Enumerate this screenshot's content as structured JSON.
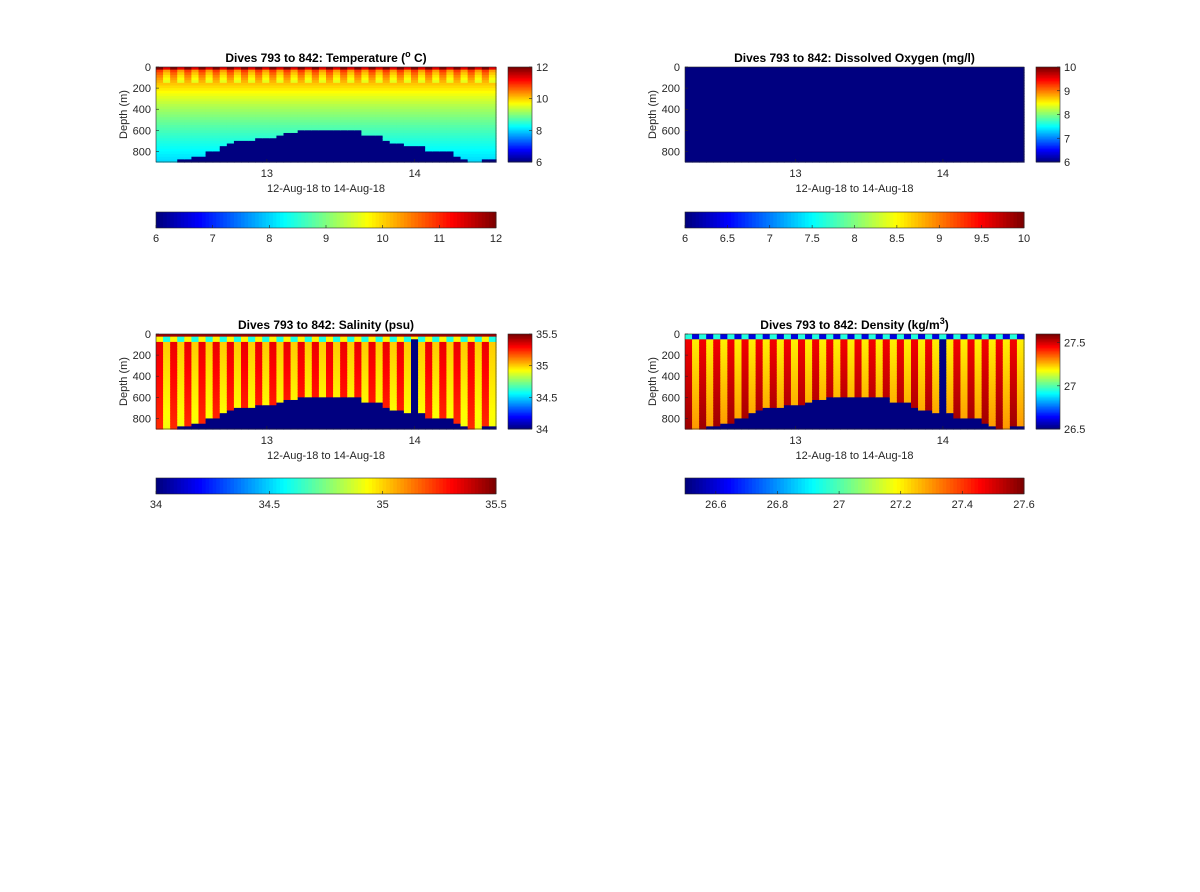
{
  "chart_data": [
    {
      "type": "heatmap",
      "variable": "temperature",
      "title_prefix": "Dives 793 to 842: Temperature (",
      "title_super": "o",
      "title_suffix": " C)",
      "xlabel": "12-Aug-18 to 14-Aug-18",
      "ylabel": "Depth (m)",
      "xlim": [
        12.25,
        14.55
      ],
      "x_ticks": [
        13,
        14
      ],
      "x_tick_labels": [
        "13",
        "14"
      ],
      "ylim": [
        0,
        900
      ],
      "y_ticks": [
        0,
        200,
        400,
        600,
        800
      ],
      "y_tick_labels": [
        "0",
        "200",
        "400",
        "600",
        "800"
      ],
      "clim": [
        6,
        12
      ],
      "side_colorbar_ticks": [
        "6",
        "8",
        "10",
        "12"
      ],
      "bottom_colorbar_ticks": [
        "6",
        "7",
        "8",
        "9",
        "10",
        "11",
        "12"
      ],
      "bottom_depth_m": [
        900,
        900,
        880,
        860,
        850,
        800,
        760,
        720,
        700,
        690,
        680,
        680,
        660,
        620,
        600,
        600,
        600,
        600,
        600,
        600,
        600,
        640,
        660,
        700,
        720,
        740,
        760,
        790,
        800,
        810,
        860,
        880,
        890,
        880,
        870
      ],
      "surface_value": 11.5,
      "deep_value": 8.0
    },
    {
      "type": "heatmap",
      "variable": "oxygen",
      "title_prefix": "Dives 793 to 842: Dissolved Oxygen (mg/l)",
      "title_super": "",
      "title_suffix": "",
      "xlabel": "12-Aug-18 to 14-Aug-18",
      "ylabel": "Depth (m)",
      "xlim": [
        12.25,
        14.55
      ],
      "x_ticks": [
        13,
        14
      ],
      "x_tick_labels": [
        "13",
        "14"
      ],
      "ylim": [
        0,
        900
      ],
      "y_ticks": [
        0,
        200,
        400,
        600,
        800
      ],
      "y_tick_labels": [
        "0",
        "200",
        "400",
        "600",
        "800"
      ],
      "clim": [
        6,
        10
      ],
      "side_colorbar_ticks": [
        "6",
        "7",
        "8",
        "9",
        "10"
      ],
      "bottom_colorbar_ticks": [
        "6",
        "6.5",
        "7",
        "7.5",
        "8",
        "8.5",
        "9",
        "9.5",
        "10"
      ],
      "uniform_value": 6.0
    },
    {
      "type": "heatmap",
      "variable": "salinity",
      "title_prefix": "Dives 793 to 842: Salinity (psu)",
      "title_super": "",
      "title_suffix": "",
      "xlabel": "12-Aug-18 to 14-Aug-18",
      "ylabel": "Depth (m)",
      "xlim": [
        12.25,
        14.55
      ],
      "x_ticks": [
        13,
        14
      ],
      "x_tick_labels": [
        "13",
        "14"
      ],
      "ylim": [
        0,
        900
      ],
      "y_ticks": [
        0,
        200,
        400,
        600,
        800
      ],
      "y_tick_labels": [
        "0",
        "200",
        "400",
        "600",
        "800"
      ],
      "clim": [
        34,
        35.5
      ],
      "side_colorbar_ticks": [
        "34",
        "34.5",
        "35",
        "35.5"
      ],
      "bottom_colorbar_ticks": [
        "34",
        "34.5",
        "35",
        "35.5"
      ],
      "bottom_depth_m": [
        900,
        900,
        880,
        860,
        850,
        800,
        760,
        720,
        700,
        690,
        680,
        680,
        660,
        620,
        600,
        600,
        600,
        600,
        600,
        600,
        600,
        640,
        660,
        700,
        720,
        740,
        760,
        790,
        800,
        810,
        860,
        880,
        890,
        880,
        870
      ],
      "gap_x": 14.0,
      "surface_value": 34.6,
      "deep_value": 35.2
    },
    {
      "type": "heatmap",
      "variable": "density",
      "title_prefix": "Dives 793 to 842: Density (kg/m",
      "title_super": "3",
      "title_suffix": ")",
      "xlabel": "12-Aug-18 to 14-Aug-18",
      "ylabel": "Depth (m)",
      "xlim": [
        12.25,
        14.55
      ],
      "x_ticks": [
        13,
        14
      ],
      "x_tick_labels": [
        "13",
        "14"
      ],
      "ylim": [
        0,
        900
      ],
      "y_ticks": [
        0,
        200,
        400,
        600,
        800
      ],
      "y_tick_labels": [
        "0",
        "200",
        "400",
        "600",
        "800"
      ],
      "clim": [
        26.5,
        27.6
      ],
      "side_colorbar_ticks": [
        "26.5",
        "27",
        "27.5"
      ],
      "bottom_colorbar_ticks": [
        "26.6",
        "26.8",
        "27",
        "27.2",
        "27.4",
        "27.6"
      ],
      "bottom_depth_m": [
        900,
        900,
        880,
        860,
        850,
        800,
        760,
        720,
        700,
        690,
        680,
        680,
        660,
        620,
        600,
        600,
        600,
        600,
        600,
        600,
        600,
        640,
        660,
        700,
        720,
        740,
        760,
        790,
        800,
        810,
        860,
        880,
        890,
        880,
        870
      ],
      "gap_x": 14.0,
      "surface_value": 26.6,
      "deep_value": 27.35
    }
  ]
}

(Task instructions): Give the count of lines in the records that contain "variable", and no other text.

(Result of the task): 4